» **Supplied material**

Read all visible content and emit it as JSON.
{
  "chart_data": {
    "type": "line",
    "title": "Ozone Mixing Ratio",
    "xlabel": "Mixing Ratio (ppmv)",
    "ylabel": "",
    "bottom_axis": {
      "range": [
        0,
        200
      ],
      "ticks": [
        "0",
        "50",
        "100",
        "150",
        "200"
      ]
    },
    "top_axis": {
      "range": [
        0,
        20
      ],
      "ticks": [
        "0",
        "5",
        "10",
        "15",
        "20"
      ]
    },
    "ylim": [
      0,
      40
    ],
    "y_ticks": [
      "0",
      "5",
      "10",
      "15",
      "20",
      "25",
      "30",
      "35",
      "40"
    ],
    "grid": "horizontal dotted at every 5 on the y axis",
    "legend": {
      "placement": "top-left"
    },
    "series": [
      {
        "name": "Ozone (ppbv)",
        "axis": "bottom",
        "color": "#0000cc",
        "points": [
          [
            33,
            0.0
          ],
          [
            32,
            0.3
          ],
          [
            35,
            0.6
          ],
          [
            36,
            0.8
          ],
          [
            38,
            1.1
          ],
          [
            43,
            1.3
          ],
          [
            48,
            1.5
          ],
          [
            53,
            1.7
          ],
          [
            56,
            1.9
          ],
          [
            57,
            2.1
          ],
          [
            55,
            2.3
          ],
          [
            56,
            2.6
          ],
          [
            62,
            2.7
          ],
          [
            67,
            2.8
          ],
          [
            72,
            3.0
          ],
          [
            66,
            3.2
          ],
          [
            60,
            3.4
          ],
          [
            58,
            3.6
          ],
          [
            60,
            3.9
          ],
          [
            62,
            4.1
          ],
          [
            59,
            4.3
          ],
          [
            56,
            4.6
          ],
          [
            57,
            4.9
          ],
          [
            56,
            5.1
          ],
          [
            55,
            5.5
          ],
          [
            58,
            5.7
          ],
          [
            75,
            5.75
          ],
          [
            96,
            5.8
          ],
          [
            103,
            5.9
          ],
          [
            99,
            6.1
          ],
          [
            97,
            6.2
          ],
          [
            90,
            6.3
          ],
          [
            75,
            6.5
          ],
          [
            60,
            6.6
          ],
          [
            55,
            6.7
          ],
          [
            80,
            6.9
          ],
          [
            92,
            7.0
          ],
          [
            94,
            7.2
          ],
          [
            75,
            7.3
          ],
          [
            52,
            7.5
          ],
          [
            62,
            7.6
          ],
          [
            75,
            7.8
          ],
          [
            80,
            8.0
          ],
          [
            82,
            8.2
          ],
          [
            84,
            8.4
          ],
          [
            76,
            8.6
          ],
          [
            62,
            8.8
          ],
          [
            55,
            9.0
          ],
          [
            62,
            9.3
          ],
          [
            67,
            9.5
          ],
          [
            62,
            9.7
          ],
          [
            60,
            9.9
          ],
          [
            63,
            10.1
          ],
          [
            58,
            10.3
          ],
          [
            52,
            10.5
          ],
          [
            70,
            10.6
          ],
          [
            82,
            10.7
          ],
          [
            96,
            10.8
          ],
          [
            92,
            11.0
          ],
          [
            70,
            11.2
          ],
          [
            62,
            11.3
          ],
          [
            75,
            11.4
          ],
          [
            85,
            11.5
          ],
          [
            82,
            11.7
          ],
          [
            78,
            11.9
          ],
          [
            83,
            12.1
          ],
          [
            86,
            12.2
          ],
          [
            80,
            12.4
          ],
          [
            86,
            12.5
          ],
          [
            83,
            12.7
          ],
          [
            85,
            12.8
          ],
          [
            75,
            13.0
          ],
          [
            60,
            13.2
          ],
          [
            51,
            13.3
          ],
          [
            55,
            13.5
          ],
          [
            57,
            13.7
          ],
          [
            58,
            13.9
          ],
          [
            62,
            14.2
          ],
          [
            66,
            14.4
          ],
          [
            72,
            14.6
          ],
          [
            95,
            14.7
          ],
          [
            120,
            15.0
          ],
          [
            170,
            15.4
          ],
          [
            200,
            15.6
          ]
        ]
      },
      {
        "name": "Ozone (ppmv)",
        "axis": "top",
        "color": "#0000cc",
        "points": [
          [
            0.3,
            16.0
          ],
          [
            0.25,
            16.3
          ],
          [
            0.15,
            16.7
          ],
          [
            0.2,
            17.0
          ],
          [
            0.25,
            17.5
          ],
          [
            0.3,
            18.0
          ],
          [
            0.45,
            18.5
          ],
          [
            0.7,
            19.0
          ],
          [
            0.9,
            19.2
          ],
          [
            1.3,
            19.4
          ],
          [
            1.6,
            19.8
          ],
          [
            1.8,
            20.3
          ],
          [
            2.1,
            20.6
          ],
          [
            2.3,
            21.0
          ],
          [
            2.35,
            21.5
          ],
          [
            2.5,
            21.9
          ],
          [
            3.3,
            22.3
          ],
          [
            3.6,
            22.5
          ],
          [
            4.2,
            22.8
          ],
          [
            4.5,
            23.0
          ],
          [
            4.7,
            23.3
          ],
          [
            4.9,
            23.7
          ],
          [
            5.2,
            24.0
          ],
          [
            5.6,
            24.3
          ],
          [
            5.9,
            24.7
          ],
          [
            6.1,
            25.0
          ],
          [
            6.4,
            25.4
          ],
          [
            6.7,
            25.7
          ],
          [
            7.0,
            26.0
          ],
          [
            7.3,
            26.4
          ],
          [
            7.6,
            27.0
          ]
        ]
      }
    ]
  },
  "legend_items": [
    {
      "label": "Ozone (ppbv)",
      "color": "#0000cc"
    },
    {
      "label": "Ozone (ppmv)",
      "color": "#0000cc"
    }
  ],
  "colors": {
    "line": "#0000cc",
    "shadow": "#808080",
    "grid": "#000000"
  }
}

» **Problem description**
Show every line from the entries above in which "ppmv" appears.

» **Written reply**
    "xlabel": "Mixing Ratio (ppmv)",
        "name": "Ozone (ppmv)",
      "label": "Ozone (ppmv)",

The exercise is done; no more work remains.